CONSIGNE ▸
Selon l'extrait sur l'interview de Vladimir Poutine, pendant combien d'années le président russe a-t-il appartenu aux services de renseignement soviétiques ?

EXTRAIT DU DOCUMENT ▸
■ ■ ■ ■ ■ ■ ■

Commentaire AASSDN : Depuis Sun Tzu nous savons que la connaissance de l’adversaire est primordiale pour comprendre et anticiper. Le renseignement nous apprend également qu’il ne faut pas le mépriser ou lui dénier toute capacité d’analyse et de vision stratégique. Cette interview est passionnante car elle permet de comprendre la vision du maître du Kremlin et nous fournit les clés pour négocier efficacement une fois admis qu’il n’a pas forcément tous les torts.
« Lorsque je suis devenu président, je n’ai pas tout compris immédiatement » confiait, début juillet, Vladimir Poutine à un journaliste russe, Pavel Zarubin. Extraordinaire confidence à un journaliste qu’il connait (1). Qu’est-ce que le président russe, qui est au pouvoir depuis la démission de Boris Eltsine le 31 décembre 1999, intermède Medvedev (2008-2012) inclus, n’avait pas compris ? Que comprend-il aujourd’hui ? Et pourquoi se livre-t-il à cette réflexion maintenant ?
Le texte de l’interview n’est pas encore en ligne. Mais nous avons des vidéos sous-titrées, dont une, trop courte, en français (2) – ainsi que des comptes rendus et citations éparses sur divers sites russes. « Ces commentaires interviennent alors que le président américain Donald Trump cherche à négocier la fin du conflit ukrainien », nous dit RT (3). On peut penser que la difficulté à trouver une issue malgré le dialogue direct engagé avec le président Trump l’a contraint à réfléchir à ce qu’il pouvait en attendre – et quelles raisons de fond, au-delà de la complexité inévitable du moment, expliquent une incompréhension qui devient évidente.
Vladimir Poutine reconnaît que des différends, des divergences avec les Etats-Unis et les pays européens existaient dès les années 2000. « Pourtant, nous avions des illusions, qui portaient sur les points suivants : moi et beaucoup d’autres à l’époque pensions que les problèmes dans les relations entre l’Union soviétique et ‘l’Occident’ étaient avant tout des divergences idéologiques. D’un côté, un régime communiste que beaucoup considéraient comme une tyrannie et de l’autre le monde démocratique, dirigé par les Etats-Unis ». Et, admettant que lui-même, qui avait appartenu pendant vingt ans aux services de renseignement soviétiques, partageait ce point de vue, Vladimir Poutine ajoute : après la disparition de l’URSS (1991), « il n’y avait plus de régime communiste ». Pourtant, les intérêts stratégiques de la nouvelle Russie n’étaient pas pris en compte. L’Occident « est resté indifférent à ses intérêts et à ses préoccupations ».

■ ■ ■ ■ ■ ■ ■

DONNÉES FOURNIES ▸
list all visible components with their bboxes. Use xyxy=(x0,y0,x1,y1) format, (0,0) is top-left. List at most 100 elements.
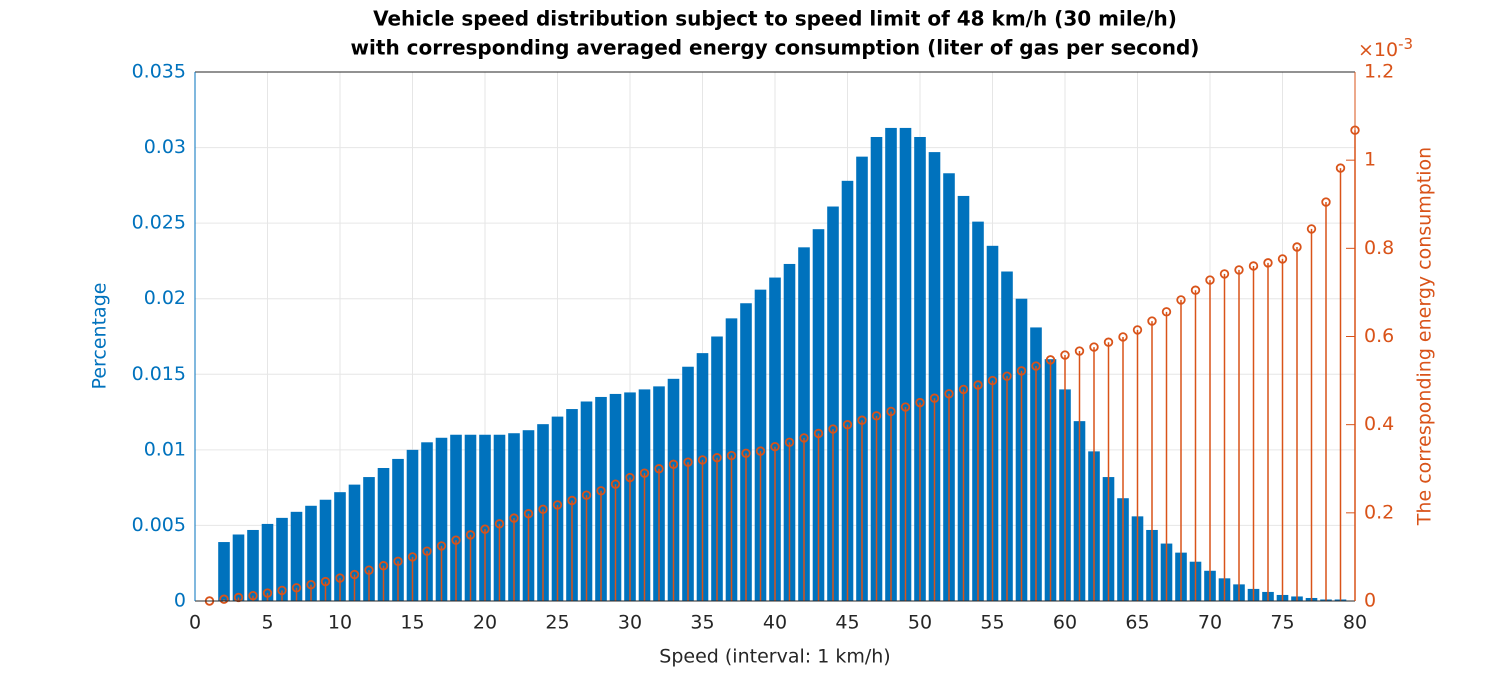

■ ■ ■ ■ ■ ■ ■

RÉPONSE CI-DESSOUS ▸
Pendant vingt ans.